* DIRECTIVE: From the listing below, pull out every line where the string "name" appears.

* RECORDS SHOWN:
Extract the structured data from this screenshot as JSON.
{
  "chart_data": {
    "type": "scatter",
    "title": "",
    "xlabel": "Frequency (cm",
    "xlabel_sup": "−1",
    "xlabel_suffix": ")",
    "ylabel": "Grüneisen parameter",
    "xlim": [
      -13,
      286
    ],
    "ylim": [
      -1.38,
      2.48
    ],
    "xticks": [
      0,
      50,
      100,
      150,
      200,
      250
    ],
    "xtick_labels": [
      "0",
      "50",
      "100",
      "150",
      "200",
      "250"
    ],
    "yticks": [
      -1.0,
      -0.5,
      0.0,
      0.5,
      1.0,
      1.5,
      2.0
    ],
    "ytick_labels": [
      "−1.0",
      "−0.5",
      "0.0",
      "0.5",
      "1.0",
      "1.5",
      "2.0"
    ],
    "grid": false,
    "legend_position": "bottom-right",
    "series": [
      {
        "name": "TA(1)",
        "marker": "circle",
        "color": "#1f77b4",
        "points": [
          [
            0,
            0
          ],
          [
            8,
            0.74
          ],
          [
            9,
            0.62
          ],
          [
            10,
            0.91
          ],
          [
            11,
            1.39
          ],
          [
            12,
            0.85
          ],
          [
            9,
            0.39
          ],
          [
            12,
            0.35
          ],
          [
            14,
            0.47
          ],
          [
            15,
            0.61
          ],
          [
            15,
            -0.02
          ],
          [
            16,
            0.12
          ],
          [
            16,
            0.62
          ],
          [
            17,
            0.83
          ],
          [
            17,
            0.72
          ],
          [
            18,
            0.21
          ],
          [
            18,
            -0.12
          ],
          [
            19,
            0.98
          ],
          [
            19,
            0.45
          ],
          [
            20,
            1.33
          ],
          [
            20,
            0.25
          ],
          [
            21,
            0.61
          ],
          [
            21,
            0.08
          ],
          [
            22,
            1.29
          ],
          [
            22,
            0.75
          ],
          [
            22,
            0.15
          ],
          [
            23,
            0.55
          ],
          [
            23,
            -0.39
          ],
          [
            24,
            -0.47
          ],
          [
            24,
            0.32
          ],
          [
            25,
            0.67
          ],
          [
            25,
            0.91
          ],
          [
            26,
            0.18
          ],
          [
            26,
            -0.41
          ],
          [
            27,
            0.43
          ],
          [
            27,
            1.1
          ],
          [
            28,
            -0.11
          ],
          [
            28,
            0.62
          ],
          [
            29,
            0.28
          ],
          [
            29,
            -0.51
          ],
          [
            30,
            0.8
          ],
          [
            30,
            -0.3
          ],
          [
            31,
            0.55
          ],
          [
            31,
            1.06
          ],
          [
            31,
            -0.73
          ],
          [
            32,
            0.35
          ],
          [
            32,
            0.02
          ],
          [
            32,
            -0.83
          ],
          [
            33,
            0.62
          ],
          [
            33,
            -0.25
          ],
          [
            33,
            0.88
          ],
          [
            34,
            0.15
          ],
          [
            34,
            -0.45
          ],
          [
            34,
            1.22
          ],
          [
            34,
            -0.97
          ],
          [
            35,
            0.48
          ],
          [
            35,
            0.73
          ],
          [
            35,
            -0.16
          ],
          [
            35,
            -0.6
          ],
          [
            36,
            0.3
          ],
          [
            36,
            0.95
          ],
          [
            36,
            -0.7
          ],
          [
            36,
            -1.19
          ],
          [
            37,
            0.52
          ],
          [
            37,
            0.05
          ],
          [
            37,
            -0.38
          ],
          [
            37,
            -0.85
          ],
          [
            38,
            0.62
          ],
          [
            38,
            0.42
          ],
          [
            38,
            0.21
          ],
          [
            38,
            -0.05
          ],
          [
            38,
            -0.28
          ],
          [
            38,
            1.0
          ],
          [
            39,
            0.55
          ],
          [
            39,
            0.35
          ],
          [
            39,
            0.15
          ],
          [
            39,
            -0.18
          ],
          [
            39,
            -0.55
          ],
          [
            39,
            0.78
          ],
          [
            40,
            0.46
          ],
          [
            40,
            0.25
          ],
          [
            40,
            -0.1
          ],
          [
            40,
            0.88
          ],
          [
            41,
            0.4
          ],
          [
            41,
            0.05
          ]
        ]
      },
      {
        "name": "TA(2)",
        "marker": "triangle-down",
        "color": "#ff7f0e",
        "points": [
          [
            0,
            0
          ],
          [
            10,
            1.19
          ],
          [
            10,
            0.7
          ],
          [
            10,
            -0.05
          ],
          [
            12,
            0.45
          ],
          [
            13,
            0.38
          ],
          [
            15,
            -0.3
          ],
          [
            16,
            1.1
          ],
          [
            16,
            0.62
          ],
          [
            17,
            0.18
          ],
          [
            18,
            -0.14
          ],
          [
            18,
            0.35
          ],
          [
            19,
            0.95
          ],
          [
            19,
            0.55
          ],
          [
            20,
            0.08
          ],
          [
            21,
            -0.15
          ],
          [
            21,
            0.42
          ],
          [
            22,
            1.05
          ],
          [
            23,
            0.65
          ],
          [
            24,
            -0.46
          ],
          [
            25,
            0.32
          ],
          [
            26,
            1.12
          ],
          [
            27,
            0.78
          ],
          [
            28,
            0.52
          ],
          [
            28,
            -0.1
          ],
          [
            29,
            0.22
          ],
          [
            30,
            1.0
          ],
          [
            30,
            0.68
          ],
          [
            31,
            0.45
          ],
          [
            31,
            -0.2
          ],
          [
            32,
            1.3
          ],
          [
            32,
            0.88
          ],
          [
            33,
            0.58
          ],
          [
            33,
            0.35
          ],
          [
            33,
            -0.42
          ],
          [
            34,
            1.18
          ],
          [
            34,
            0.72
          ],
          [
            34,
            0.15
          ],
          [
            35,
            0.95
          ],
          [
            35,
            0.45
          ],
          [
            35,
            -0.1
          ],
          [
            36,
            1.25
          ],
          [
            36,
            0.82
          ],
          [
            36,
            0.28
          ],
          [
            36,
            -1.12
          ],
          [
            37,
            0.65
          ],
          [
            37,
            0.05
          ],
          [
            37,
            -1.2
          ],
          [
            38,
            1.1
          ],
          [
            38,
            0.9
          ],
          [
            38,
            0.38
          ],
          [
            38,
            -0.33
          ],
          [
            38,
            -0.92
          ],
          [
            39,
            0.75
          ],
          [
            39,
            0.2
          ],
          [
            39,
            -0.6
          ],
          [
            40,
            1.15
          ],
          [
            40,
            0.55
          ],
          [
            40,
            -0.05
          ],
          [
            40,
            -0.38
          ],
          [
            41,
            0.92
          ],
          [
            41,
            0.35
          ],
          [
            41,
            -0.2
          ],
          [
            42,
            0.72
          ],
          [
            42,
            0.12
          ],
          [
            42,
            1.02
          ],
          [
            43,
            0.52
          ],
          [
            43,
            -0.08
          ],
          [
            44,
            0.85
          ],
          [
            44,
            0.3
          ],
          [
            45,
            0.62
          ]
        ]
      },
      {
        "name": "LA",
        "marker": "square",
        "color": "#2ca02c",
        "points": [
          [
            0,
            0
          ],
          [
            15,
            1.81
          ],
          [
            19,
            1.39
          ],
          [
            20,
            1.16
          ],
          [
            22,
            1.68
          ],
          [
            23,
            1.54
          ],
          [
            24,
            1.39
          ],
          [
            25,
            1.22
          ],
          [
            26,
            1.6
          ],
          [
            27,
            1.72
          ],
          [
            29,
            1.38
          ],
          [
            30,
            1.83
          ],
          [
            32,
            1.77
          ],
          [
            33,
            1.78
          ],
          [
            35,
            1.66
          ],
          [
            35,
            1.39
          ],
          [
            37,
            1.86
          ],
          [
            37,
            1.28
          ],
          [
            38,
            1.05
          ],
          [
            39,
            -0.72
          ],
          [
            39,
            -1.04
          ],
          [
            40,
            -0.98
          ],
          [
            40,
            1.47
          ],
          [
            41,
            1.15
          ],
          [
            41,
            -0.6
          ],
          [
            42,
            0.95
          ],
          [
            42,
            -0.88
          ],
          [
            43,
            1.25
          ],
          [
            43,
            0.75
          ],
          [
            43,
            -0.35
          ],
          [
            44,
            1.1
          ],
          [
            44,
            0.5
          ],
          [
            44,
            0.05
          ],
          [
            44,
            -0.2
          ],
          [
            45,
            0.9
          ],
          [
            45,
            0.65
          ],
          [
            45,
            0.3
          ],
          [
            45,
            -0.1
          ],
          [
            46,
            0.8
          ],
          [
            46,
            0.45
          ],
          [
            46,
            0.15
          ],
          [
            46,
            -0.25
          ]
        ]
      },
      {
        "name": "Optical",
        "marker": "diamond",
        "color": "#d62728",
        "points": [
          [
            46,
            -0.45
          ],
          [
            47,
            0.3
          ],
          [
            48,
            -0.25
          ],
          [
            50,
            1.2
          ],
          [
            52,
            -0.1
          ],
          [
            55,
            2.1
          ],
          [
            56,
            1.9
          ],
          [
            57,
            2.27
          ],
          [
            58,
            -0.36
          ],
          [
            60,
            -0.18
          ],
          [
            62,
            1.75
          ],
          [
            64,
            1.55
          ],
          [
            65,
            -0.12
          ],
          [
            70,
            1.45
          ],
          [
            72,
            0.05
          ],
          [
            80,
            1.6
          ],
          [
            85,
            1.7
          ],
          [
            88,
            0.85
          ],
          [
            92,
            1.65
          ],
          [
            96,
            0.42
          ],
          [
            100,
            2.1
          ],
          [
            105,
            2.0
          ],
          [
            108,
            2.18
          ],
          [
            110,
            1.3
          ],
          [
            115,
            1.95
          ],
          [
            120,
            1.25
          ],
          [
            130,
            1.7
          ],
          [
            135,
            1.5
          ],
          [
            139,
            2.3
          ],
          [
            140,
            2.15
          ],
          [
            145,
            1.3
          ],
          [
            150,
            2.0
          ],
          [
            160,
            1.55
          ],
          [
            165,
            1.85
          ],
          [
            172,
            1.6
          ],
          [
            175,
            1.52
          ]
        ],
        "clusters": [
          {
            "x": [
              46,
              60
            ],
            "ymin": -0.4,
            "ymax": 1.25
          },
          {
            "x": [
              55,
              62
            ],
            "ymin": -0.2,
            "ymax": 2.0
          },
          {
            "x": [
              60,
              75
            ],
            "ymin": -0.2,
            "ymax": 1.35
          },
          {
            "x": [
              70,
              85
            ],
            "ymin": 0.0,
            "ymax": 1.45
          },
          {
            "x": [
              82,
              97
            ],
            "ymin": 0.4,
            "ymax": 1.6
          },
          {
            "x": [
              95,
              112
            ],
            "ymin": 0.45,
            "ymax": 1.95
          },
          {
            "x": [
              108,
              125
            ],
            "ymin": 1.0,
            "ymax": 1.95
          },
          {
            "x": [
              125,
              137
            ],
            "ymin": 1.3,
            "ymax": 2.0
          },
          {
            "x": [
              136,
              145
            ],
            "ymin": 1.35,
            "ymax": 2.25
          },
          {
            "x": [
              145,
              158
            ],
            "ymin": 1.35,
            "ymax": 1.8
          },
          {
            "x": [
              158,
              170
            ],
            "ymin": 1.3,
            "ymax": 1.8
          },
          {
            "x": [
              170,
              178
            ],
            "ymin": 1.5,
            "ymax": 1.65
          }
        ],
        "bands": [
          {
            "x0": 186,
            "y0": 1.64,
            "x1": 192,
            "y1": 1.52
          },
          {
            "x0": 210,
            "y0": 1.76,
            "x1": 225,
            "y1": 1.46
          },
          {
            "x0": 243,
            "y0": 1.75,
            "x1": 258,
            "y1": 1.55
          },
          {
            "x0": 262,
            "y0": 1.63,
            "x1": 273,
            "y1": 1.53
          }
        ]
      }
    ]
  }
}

* WORKED ANSWER:
        "name": "TA(1)",
        "name": "TA(2)",
        "name": "LA",
        "name": "Optical",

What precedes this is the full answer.